## Given instruction
Extract all data as written.

## Dataset excerpts
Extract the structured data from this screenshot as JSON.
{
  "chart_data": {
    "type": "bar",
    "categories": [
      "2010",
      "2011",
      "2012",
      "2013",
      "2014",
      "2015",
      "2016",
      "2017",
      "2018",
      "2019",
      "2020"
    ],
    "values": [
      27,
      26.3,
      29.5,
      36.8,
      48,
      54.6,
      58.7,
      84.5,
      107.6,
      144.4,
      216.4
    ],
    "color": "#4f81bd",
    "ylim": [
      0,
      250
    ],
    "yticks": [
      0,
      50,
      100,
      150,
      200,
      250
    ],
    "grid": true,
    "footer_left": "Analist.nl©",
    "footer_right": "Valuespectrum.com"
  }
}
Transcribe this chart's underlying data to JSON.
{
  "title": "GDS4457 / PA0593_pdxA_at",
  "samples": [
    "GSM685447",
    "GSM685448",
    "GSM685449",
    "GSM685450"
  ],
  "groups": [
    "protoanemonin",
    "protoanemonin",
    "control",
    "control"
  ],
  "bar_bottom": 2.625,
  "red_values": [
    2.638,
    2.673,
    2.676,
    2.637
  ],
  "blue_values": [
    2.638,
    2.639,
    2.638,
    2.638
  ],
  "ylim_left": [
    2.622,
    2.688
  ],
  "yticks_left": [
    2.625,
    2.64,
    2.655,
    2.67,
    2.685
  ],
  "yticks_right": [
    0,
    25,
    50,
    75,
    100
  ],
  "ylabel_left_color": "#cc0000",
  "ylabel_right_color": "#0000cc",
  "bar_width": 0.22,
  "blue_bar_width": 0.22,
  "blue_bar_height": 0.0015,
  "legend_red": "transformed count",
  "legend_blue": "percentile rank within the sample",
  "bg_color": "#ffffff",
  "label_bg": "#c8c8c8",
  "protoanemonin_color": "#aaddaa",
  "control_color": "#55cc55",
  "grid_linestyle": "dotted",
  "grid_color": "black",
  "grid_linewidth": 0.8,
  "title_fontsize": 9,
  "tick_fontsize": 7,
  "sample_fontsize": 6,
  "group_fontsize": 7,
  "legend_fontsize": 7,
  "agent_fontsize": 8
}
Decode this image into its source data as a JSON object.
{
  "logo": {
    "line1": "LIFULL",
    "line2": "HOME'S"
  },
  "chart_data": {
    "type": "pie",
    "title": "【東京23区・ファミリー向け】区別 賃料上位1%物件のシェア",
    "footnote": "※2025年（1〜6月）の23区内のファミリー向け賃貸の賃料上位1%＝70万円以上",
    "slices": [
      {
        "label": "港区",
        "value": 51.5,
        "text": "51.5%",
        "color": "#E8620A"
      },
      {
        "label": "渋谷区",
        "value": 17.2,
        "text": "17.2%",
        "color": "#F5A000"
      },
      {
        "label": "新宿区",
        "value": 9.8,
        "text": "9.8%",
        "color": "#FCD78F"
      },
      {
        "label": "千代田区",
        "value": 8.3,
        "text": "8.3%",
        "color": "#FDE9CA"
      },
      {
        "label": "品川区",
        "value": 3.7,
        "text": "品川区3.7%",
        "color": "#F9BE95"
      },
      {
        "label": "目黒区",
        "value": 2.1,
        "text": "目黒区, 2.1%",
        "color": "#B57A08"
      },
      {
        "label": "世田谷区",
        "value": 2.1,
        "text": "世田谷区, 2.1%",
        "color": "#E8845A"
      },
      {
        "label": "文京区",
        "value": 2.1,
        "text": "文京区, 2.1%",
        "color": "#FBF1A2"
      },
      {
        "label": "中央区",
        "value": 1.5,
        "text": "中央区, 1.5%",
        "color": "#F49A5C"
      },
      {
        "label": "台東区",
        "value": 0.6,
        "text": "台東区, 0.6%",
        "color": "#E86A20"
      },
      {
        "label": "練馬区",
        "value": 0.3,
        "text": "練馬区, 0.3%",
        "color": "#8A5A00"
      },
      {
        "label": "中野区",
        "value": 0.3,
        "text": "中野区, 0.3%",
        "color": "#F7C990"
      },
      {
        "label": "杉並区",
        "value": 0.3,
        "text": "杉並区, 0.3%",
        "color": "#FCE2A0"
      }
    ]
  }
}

## Complete answer
Extract the structured data from this screenshot as JSON.
{
  "chart_data": {
    "type": "bar",
    "categories": [
      "2010",
      "2011",
      "2012",
      "2013",
      "2014",
      "2015",
      "2016",
      "2017",
      "2018",
      "2019",
      "2020"
    ],
    "values": [
      27,
      26.3,
      29.5,
      36.8,
      48,
      54.6,
      58.7,
      84.5,
      107.6,
      144.4,
      216.4
    ],
    "color": "#4f81bd",
    "ylim": [
      0,
      250
    ],
    "yticks": [
      0,
      50,
      100,
      150,
      200,
      250
    ],
    "grid": true,
    "footer_left": "Analist.nl©",
    "footer_right": "Valuespectrum.com"
  }
}
Transcribe this chart's underlying data to JSON.
{
  "title": "GDS4457 / PA0593_pdxA_at",
  "samples": [
    "GSM685447",
    "GSM685448",
    "GSM685449",
    "GSM685450"
  ],
  "groups": [
    "protoanemonin",
    "protoanemonin",
    "control",
    "control"
  ],
  "bar_bottom": 2.625,
  "red_values": [
    2.638,
    2.673,
    2.676,
    2.637
  ],
  "blue_values": [
    2.638,
    2.639,
    2.638,
    2.638
  ],
  "ylim_left": [
    2.622,
    2.688
  ],
  "yticks_left": [
    2.625,
    2.64,
    2.655,
    2.67,
    2.685
  ],
  "yticks_right": [
    0,
    25,
    50,
    75,
    100
  ],
  "ylabel_left_color": "#cc0000",
  "ylabel_right_color": "#0000cc",
  "bar_width": 0.22,
  "blue_bar_width": 0.22,
  "blue_bar_height": 0.0015,
  "legend_red": "transformed count",
  "legend_blue": "percentile rank within the sample",
  "bg_color": "#ffffff",
  "label_bg": "#c8c8c8",
  "protoanemonin_color": "#aaddaa",
  "control_color": "#55cc55",
  "grid_linestyle": "dotted",
  "grid_color": "black",
  "grid_linewidth": 0.8,
  "title_fontsize": 9,
  "tick_fontsize": 7,
  "sample_fontsize": 6,
  "group_fontsize": 7,
  "legend_fontsize": 7,
  "agent_fontsize": 8
}
Decode this image into its source data as a JSON object.
{
  "logo": {
    "line1": "LIFULL",
    "line2": "HOME'S"
  },
  "chart_data": {
    "type": "pie",
    "title": "【東京23区・ファミリー向け】区別 賃料上位1%物件のシェア",
    "footnote": "※2025年（1〜6月）の23区内のファミリー向け賃貸の賃料上位1%＝70万円以上",
    "slices": [
      {
        "label": "港区",
        "value": 51.5,
        "text": "51.5%",
        "color": "#E8620A"
      },
      {
        "label": "渋谷区",
        "value": 17.2,
        "text": "17.2%",
        "color": "#F5A000"
      },
      {
        "label": "新宿区",
        "value": 9.8,
        "text": "9.8%",
        "color": "#FCD78F"
      },
      {
        "label": "千代田区",
        "value": 8.3,
        "text": "8.3%",
        "color": "#FDE9CA"
      },
      {
        "label": "品川区",
        "value": 3.7,
        "text": "品川区3.7%",
        "color": "#F9BE95"
      },
      {
        "label": "目黒区",
        "value": 2.1,
        "text": "目黒区, 2.1%",
        "color": "#B57A08"
      },
      {
        "label": "世田谷区",
        "value": 2.1,
        "text": "世田谷区, 2.1%",
        "color": "#E8845A"
      },
      {
        "label": "文京区",
        "value": 2.1,
        "text": "文京区, 2.1%",
        "color": "#FBF1A2"
      },
      {
        "label": "中央区",
        "value": 1.5,
        "text": "中央区, 1.5%",
        "color": "#F49A5C"
      },
      {
        "label": "台東区",
        "value": 0.6,
        "text": "台東区, 0.6%",
        "color": "#E86A20"
      },
      {
        "label": "練馬区",
        "value": 0.3,
        "text": "練馬区, 0.3%",
        "color": "#8A5A00"
      },
      {
        "label": "中野区",
        "value": 0.3,
        "text": "中野区, 0.3%",
        "color": "#F7C990"
      },
      {
        "label": "杉並区",
        "value": 0.3,
        "text": "杉並区, 0.3%",
        "color": "#FCE2A0"
      }
    ]
  }
}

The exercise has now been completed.